**TASK GOAL**
Bring together all lines of the material below that contain the string "Geburtstag".

**MATERIAL TO PROCESS**
---+---

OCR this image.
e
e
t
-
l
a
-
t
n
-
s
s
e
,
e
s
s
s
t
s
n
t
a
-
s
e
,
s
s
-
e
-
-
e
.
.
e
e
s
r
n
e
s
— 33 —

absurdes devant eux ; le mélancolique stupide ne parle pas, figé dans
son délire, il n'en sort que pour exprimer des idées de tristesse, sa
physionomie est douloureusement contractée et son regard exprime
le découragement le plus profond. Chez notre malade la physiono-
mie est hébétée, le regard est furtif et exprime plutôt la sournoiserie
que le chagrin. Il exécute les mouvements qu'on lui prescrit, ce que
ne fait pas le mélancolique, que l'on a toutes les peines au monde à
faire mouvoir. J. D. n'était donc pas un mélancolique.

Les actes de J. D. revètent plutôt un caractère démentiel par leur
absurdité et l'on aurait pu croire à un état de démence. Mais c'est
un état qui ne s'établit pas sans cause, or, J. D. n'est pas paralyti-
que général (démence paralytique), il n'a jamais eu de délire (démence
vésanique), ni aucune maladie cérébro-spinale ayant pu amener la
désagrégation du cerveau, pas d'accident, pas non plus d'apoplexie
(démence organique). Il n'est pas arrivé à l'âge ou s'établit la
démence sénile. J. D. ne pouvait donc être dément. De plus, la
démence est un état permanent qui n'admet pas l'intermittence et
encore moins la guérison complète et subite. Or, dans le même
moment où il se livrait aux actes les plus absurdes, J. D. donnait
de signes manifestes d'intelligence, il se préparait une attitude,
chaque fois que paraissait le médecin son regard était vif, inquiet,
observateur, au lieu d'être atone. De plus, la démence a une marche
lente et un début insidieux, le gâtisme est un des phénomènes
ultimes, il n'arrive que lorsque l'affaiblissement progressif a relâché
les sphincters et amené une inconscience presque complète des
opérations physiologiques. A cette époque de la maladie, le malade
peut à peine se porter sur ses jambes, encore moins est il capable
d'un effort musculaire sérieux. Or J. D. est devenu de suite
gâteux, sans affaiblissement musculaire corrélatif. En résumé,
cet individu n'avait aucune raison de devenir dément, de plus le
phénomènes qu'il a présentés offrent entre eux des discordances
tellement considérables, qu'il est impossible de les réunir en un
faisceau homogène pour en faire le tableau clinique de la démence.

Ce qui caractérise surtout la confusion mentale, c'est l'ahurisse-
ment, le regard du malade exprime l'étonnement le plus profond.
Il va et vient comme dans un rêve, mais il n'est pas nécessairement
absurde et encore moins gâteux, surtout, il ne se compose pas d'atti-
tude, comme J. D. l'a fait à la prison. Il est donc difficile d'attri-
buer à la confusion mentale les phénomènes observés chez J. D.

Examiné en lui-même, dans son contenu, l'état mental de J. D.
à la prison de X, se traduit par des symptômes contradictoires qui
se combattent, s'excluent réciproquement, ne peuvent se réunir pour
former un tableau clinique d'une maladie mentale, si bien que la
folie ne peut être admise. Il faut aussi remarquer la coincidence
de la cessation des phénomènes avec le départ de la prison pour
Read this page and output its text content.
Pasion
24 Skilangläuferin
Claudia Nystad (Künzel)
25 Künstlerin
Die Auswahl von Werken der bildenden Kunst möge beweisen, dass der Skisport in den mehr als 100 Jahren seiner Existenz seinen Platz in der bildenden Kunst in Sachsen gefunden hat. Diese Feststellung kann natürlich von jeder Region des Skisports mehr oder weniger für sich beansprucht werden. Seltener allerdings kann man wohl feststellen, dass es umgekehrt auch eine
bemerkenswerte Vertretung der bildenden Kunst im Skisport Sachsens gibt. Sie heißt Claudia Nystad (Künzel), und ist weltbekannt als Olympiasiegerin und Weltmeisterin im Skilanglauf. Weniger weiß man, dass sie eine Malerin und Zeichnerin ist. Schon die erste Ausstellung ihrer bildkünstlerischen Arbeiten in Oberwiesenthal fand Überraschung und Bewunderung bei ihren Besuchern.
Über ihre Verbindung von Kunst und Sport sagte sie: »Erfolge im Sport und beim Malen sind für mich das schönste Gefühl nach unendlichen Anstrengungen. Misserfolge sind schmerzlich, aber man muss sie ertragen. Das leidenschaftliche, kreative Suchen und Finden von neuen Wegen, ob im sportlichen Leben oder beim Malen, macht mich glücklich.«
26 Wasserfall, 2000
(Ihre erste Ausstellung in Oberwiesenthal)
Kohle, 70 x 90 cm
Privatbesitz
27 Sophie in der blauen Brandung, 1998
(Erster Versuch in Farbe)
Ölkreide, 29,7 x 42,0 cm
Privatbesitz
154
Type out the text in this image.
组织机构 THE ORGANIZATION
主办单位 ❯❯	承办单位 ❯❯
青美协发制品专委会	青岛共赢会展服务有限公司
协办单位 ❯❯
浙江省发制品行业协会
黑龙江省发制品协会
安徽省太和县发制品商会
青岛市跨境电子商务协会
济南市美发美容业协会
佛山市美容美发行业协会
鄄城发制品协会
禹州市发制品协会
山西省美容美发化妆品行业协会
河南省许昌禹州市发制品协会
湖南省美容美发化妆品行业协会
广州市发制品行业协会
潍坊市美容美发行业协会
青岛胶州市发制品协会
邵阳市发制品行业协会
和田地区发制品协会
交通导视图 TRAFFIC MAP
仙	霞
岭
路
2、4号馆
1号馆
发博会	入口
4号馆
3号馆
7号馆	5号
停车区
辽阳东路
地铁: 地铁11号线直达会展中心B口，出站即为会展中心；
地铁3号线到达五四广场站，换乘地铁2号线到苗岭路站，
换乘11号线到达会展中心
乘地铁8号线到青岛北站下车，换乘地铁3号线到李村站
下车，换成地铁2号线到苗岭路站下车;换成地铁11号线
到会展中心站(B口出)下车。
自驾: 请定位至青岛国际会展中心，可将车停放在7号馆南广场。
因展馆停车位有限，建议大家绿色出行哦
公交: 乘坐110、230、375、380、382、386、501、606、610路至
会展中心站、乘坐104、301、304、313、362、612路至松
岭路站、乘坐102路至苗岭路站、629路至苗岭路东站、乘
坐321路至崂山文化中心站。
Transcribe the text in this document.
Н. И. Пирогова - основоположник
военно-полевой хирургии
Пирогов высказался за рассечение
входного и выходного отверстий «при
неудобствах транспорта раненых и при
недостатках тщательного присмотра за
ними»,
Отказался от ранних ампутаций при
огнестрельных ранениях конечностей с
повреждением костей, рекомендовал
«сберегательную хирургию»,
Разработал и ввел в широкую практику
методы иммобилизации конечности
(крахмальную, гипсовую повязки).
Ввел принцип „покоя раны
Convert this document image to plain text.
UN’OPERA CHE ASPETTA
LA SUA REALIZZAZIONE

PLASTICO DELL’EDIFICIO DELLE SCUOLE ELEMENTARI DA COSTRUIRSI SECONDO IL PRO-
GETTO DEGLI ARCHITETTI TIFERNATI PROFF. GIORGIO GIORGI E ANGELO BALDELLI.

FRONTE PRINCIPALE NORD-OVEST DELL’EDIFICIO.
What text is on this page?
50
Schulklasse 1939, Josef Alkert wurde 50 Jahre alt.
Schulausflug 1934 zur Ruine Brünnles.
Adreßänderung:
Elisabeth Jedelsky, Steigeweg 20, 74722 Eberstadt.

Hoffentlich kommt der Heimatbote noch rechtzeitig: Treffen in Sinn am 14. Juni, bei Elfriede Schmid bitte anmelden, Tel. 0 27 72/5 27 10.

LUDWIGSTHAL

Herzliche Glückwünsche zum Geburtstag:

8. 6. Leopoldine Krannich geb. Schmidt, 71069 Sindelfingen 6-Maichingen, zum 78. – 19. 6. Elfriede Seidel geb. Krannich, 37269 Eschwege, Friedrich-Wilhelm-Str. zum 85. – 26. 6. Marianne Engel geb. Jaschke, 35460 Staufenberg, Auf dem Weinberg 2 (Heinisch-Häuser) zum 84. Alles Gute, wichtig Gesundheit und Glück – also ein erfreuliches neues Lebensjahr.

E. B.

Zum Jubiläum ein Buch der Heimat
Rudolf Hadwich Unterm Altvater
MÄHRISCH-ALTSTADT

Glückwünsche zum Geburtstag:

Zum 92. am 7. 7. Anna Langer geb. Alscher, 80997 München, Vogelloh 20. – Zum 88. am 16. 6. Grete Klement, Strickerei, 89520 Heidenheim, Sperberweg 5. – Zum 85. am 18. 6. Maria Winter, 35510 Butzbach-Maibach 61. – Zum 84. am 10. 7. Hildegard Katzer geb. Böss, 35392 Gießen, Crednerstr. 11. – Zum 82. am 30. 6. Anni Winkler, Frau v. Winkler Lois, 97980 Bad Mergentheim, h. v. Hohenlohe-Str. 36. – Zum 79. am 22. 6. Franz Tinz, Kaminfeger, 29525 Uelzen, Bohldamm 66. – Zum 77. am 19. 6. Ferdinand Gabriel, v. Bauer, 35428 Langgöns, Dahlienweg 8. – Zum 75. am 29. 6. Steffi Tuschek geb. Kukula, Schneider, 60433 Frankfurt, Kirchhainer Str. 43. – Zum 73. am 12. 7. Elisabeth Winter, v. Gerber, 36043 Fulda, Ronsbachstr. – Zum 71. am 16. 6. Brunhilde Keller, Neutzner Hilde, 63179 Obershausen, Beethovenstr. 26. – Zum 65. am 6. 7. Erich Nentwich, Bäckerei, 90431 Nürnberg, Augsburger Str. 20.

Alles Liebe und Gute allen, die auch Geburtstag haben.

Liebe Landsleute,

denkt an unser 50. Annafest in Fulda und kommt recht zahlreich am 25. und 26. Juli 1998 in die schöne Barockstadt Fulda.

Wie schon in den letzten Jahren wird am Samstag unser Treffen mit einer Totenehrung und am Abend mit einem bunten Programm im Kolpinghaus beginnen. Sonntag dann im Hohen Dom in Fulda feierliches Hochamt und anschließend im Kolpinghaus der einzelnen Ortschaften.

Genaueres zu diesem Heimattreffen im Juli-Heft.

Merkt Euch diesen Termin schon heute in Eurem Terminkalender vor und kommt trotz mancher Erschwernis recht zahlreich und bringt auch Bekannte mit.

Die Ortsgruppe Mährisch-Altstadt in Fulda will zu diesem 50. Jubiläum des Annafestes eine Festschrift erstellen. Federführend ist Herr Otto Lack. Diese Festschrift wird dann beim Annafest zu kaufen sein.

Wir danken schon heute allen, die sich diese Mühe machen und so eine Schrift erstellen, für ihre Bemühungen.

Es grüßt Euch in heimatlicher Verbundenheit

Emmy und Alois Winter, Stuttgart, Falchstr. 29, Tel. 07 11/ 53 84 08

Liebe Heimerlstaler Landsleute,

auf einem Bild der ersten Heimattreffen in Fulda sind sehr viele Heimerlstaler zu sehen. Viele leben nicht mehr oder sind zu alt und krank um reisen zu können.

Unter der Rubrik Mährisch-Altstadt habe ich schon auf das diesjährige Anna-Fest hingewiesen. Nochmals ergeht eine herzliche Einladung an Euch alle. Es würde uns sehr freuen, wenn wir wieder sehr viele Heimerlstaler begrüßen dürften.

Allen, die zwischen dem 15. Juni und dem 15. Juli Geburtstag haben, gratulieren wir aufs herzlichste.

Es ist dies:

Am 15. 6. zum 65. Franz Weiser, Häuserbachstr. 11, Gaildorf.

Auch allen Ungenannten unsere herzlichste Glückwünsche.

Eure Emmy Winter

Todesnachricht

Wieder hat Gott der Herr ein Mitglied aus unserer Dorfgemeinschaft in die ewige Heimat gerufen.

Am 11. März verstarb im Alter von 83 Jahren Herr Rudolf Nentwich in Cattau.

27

---+---

**SOLUTION TO THE PROBLEM**
Herzliche Glückwünsche zum Geburtstag:
Glückwünsche zum Geburtstag:
Alles Liebe und Gute allen, die auch Geburtstag haben.
Allen, die zwischen dem 15. Juni und dem 15. Juli Geburtstag haben, gratulieren wir aufs herzlichste.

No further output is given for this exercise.